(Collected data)
_ _ _ _ _ _ _

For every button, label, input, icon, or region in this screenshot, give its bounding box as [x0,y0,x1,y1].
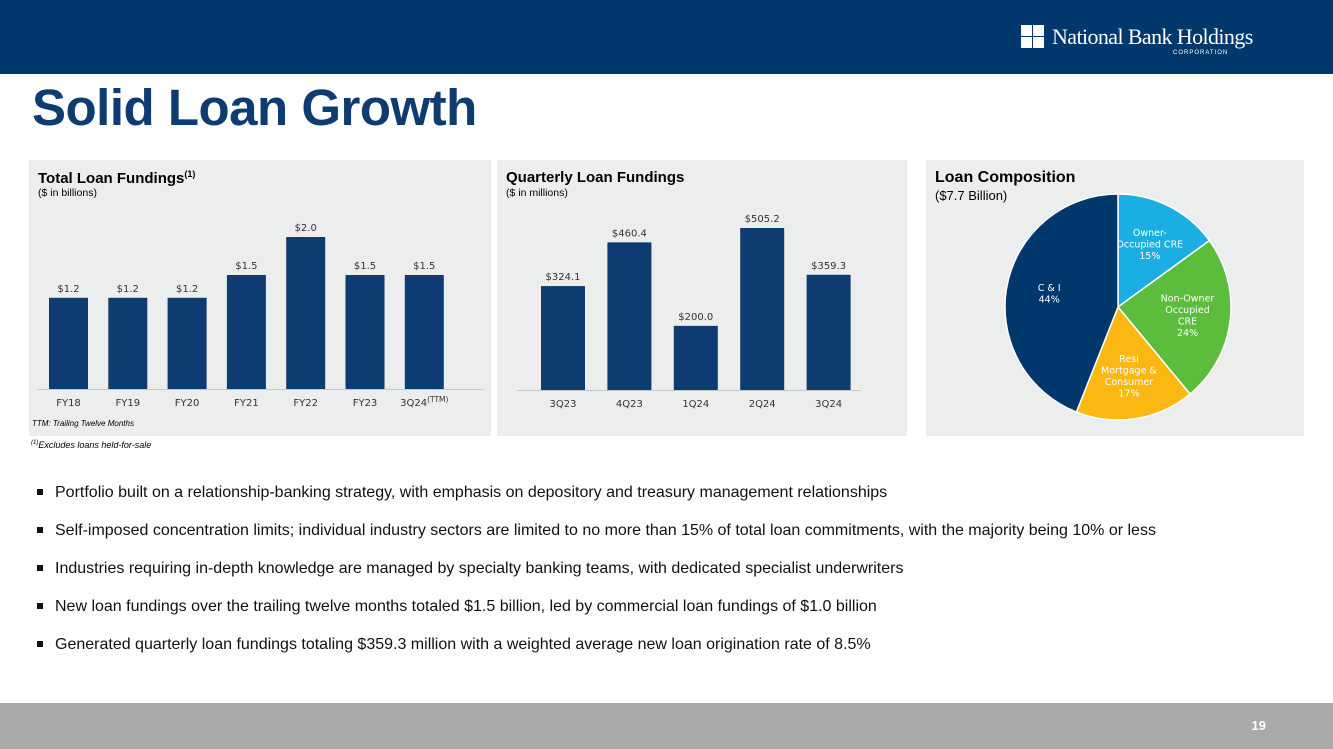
logo-subtitle: CORPORATION [1173,50,1229,56]
slide-title: Solid Loan Growth [32,79,477,136]
total-bar-fy19 [108,297,148,389]
total-fundings-chart: $1.2 FY18 $1.2 FY19 $1.2 FY20 $1.5 FY21 $2.0 FY22… [37,223,484,409]
bullet-list: Portfolio built on a relationship-bankin… [37,483,1287,673]
logo-mark-icon [1021,25,1044,48]
total-category-label: FY23 [353,398,378,409]
total-data-label: $1.2 [176,284,198,295]
total-fundings-subtitle: ($ in billions) [38,187,97,199]
total-data-label: $1.2 [117,284,139,295]
quarterly-bar-3q24 [806,274,851,390]
total-category-label: FY20 [175,398,200,409]
total-bar-3q24 [404,275,444,389]
total-bar-fy22 [286,237,326,389]
quarterly-category-label: 3Q24 [815,399,842,410]
quarterly-category-label: 3Q23 [550,399,577,410]
quarterly-category-label: 4Q23 [616,399,643,410]
total-category-label: FY19 [116,398,141,409]
total-data-label: $1.5 [413,261,435,272]
pie-slice-owner-occupied-cre [1117,193,1211,309]
bullet-item: Industries requiring in-depth knowledge … [37,559,1287,578]
bullet-item: Self-imposed concentration limits; indiv… [37,521,1287,540]
footnote: (1)Excludes loans held-for-sale [31,440,152,450]
total-bar-fy18 [49,297,88,389]
quarterly-bar-1q24 [673,325,718,390]
pie-label-non-owner-occupied-cre: Non-Owner Occupied CRE 24% [1161,294,1215,340]
total-data-label: $1.5 [354,261,376,272]
total-data-label: $1.2 [57,284,79,295]
quarterly-bar-3q23 [541,286,585,390]
total-data-label: $1.5 [235,261,257,272]
loan-composition-panel: Loan Composition ($7.7 Billion) Owner-Oc… [926,160,1304,436]
total-category-label: FY21 [234,398,259,409]
ttm-note: TTM: Trailing Twelve Months [32,419,134,428]
pie-slice-non-owner-occupied-cre [1116,239,1232,396]
total-category-label: FY18 [56,398,81,409]
quarterly-data-label: $200.0 [678,312,713,323]
bottom-bar: 19 [0,703,1333,749]
bullet-item: New loan fundings over the trailing twel… [37,597,1287,616]
quarterly-data-label: $460.4 [612,228,647,239]
quarterly-category-label: 1Q24 [682,399,709,410]
bullet-item: Portfolio built on a relationship-bankin… [37,483,1287,502]
total-category-label: FY22 [293,398,318,409]
quarterly-loan-fundings-panel: Quarterly Loan Fundings ($ in millions) … [497,160,907,436]
quarterly-data-label: $324.1 [546,272,581,283]
total-loan-fundings-panel: Total Loan Fundings(1) ($ in billions) $… [29,160,491,436]
quarterly-fundings-subtitle: ($ in millions) [506,187,568,199]
pie-slice-resi-mortgage-consumer [1075,305,1192,421]
total-bar-fy20 [167,297,207,389]
quarterly-data-label: $505.2 [745,214,780,225]
pie-label-resi-mortgage-consumer: Resi Mortgage & Consumer 17% [1101,354,1157,400]
total-fundings-title: Total Loan Fundings(1) [38,169,196,187]
quarterly-fundings-title: Quarterly Loan Fundings [506,169,685,186]
quarterly-fundings-chart: $324.1 3Q23 $460.4 4Q23 $200.0 1Q24 $505.2 2Q24… [517,214,861,410]
total-bar-fy21 [226,275,266,389]
logo-name: National Bank Holdings [1052,24,1253,49]
bullet-item: Generated quarterly loan fundings totali… [37,635,1287,654]
quarterly-bar-2q24 [740,228,785,390]
pie-label-owner-occupied-cre: Owner-Occupied CRE 15% [1116,228,1183,262]
loan-composition-chart: Owner-Occupied CRE 15% Non-Owner Occupied CR… [1004,193,1232,421]
total-bar-fy23 [345,275,385,389]
page-number: 19 [1251,718,1266,733]
quarterly-category-label: 2Q24 [749,399,776,410]
total-data-label: $2.0 [295,223,317,234]
pie-slice-c-i [1004,193,1119,414]
loan-composition-subtitle: ($7.7 Billion) [935,188,1008,203]
total-category-label: 3Q24(TTM) [400,395,448,409]
quarterly-data-label: $359.3 [811,261,846,272]
pie-label-c-i: C & I 44% [1038,283,1061,306]
top-banner: National Bank Holdings CORPORATION [0,0,1333,74]
loan-composition-title: Loan Composition [935,169,1076,186]
company-logo: National Bank Holdings CORPORATION [1021,22,1271,62]
quarterly-bar-4q23 [607,242,652,390]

_ _ _ _ _ _ _

Write out every line of the data above as a JSON list of strings, one string per line, with blank lines and the picture omitted.

Written reply:
[
  "For every button, label, input, icon, or region in this screenshot, give its bounding box as [x0,y0,x1,y1].",
  "logo-subtitle: CORPORATION [1173,50,1229,56]",
  "slide-title: Solid Loan Growth [32,79,477,136]",
  "total-bar-fy19 [108,297,148,389]",
  "total-fundings-chart: $1.2 FY18 $1.2 FY19 $1.2 FY20 $1.5 FY21 $2.0 FY22… [37,223,484,409]",
  "bullet-list: Portfolio built on a relationship-bankin… [37,483,1287,673]",
  "logo-mark-icon [1021,25,1044,48]",
  "total-category-label: FY23 [353,398,378,409]",
  "total-data-label: $1.2 [176,284,198,295]",
  "total-fundings-subtitle: ($ in billions) [38,187,97,199]",
  "total-data-label: $1.2 [117,284,139,295]",
  "quarterly-bar-3q24 [806,274,851,390]",
  "total-category-label: FY20 [175,398,200,409]",
  "total-bar-3q24 [404,275,444,389]",
  "total-bar-fy22 [286,237,326,389]",
  "quarterly-category-label: 3Q24 [815,399,842,410]",
  "quarterly-category-label: 3Q23 [550,399,577,410]",
  "quarterly-category-label: 4Q23 [616,399,643,410]",
  "total-category-label: FY19 [116,398,141,409]",
  "total-data-label: $1.5 [413,261,435,272]",
  "pie-slice-owner-occupied-cre [1117,193,1211,309]",
  "bullet-item: Industries requiring in-depth knowledge … [37,559,1287,578]",
  "bullet-item: Self-imposed concentration limits; indiv… [37,521,1287,540]",
  "footnote: (1)Excludes loans held-for-sale [31,440,152,450]",
  "total-bar-fy18 [49,297,88,389]",
  "quarterly-bar-1q24 [673,325,718,390]",
  "pie-label-non-owner-occupied-cre: Non-Owner Occupied CRE 24% [1161,294,1215,340]",
  "total-data-label: $1.5 [354,261,376,272]",
  "total-data-label: $1.2 [57,284,79,295]",
  "quarterly-bar-3q23 [541,286,585,390]",
  "total-data-label: $1.5 [235,261,257,272]",
  "loan-composition-panel: Loan Composition ($7.7 Billion) Owner-Oc… [926,160,1304,436]",
  "total-category-label: FY21 [234,398,259,409]",
  "ttm-note: TTM: Trailing Twelve Months [32,419,134,428]",
  "pie-slice-non-owner-occupied-cre [1116,239,1232,396]",
  "total-category-label: FY18 [56,398,81,409]",
  "quarterly-data-label: $200.0 [678,312,713,323]",
  "bottom-bar: 19 [0,703,1333,749]",
  "bullet-item: New loan fundings over the trailing twel… [37,597,1287,616]",
  "quarterly-data-label: $460.4 [612,228,647,239]",
  "quarterly-category-label: 1Q24 [682,399,709,410]",
  "bullet-item: Portfolio built on a relationship-bankin… [37,483,1287,502]",
  "total-category-label: FY22 [293,398,318,409]",
  "quarterly-loan-fundings-panel: Quarterly Loan Fundings ($ in millions) … [497,160,907,436]",
  "quarterly-data-label: $324.1 [546,272,581,283]",
  "total-loan-fundings-panel: Total Loan Fundings(1) ($ in billions) $… [29,160,491,436]",
  "quarterly-fundings-subtitle: ($ in millions) [506,187,568,199]",
  "pie-slice-resi-mortgage-consumer [1075,305,1192,421]",
  "total-bar-fy20 [167,297,207,389]",
  "quarterly-data-label: $505.2 [745,214,780,225]",
  "pie-label-resi-mortgage-consumer: Resi Mortgage & Consumer 17% [1101,354,1157,400]",
  "total-fundings-title: Total Loan Fundings(1) [38,169,196,187]",
  "quarterly-fundings-title: Quarterly Loan Fundings [506,169,685,186]",
  "quarterly-fundings-chart: $324.1 3Q23 $460.4 4Q23 $200.0 1Q24 $505.2 2Q24… [517,214,861,410]",
  "total-bar-fy21 [226,275,266,389]",
  "logo-name: National Bank Holdings [1052,24,1253,49]",
  "bullet-item: Generated quarterly loan fundings totali… [37,635,1287,654]",
  "quarterly-bar-2q24 [740,228,785,390]",
  "pie-label-owner-occupied-cre: Owner-Occupied CRE 15% [1116,228,1183,262]",
  "loan-composition-chart: Owner-Occupied CRE 15% Non-Owner Occupied CR… [1004,193,1232,421]",
  "total-bar-fy23 [345,275,385,389]",
  "page-number: 19 [1251,718,1266,733]",
  "quarterly-category-label: 2Q24 [749,399,776,410]",
  "total-data-label: $2.0 [295,223,317,234]",
  "pie-slice-c-i [1004,193,1119,414]",
  "loan-composition-subtitle: ($7.7 Billion) [935,188,1008,203]",
  "total-category-label: 3Q24(TTM) [400,395,448,409]",
  "quarterly-data-label: $359.3 [811,261,846,272]",
  "pie-label-c-i: C & I 44% [1038,283,1061,306]",
  "top-banner: National Bank Holdings CORPORATION [0,0,1333,74]",
  "loan-composition-title: Loan Composition [935,169,1076,186]",
  "company-logo: National Bank Holdings CORPORATION [1021,22,1271,62]",
  "quarterly-bar-4q23 [607,242,652,390]"
]